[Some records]

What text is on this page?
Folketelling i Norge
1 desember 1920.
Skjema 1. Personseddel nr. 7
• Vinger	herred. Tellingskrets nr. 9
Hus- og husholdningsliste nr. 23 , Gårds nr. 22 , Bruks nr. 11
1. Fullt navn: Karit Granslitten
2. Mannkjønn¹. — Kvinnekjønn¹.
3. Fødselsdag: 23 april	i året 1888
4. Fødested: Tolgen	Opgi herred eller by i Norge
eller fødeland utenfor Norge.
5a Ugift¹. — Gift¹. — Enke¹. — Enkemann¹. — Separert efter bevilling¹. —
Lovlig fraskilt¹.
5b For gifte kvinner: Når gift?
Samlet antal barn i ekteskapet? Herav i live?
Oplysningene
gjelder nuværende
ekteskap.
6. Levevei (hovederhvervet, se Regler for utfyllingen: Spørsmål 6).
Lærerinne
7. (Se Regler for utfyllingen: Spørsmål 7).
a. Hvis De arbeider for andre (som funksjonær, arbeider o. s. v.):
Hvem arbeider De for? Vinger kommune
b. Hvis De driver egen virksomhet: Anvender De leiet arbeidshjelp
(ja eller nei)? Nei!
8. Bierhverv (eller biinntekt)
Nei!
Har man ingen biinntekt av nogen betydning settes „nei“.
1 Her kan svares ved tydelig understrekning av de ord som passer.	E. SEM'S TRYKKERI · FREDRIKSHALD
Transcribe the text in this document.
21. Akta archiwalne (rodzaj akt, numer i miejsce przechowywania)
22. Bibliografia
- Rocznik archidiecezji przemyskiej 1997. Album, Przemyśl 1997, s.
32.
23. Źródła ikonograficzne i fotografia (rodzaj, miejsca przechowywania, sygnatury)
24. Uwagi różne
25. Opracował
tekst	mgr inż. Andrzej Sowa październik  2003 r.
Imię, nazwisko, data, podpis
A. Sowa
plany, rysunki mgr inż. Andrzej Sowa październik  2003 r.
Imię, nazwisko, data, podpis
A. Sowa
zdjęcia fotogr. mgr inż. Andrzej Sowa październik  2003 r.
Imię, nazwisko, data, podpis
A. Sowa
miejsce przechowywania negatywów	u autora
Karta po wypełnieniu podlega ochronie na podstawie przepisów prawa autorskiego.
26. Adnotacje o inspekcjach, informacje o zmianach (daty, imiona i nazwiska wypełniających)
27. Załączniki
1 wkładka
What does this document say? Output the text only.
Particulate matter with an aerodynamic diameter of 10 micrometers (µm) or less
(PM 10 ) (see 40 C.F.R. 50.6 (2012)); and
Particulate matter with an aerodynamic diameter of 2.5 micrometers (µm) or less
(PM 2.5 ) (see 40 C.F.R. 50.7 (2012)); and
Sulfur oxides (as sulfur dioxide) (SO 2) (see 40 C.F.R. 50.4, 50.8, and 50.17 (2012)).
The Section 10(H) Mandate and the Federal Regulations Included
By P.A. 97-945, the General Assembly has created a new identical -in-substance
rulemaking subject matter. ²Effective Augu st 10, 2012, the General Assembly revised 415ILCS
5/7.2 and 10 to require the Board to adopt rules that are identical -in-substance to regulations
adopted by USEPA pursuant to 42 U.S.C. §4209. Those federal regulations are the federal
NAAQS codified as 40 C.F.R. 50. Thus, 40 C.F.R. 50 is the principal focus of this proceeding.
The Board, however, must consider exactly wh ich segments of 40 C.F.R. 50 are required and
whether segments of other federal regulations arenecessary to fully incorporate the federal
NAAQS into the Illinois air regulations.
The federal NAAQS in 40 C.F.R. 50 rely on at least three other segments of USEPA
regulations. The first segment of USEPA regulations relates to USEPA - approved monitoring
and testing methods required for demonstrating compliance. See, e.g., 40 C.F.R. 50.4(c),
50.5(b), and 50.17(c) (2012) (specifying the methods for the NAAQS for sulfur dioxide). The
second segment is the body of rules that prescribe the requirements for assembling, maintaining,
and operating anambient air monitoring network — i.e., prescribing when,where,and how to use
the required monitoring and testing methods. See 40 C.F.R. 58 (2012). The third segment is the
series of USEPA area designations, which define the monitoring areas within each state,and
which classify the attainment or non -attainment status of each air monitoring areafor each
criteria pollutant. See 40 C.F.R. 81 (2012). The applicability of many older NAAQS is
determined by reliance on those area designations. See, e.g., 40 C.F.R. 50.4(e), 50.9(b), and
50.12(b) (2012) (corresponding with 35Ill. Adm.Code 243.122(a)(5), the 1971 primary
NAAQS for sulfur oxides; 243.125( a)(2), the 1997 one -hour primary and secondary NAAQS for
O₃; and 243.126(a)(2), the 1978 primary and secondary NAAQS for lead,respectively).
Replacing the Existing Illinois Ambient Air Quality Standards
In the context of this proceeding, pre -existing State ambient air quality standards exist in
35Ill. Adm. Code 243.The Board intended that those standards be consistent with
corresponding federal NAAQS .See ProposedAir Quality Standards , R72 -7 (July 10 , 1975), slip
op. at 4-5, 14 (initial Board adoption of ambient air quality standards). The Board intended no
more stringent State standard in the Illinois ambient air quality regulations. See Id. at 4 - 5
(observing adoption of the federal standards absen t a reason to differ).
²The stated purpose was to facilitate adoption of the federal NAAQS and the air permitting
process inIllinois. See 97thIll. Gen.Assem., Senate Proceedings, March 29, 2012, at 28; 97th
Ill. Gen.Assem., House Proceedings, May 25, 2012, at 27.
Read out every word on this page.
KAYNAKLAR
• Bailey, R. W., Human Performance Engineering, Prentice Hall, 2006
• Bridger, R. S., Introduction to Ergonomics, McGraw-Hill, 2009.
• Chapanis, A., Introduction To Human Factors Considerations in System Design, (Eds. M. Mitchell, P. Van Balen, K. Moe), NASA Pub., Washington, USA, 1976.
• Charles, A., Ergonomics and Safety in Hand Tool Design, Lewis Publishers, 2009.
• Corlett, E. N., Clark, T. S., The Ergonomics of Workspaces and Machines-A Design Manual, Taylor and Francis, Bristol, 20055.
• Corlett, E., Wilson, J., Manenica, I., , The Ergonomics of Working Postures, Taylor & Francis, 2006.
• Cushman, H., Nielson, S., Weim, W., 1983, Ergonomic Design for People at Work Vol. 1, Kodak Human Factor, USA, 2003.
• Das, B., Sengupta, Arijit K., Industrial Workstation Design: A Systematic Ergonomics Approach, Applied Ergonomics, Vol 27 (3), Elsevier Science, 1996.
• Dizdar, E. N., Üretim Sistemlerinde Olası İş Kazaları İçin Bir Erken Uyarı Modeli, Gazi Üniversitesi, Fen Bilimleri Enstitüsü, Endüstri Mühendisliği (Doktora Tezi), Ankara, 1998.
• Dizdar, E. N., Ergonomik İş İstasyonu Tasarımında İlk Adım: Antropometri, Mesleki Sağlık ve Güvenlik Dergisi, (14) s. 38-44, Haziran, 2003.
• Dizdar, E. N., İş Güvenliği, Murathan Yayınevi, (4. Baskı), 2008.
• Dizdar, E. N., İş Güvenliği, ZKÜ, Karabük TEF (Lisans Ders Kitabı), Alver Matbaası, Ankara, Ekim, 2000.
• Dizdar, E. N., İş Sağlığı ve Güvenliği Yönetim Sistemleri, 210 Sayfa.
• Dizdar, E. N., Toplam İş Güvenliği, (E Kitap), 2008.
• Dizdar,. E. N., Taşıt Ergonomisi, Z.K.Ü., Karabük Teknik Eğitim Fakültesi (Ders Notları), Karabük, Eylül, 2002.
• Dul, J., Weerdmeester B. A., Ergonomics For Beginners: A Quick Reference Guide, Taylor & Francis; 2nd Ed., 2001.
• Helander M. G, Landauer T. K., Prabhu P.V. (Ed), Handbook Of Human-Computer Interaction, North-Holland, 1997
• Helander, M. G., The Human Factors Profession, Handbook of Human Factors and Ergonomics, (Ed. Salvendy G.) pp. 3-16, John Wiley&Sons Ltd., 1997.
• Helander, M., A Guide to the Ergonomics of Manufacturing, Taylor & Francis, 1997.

TASK TO CARRY OUT: List every line above containing the word "Vinger".

RESPONSE TO THIS EXERCISE:
• Vinger	herred. Tellingskrets nr. 9
Hvem arbeider De for? Vinger kommune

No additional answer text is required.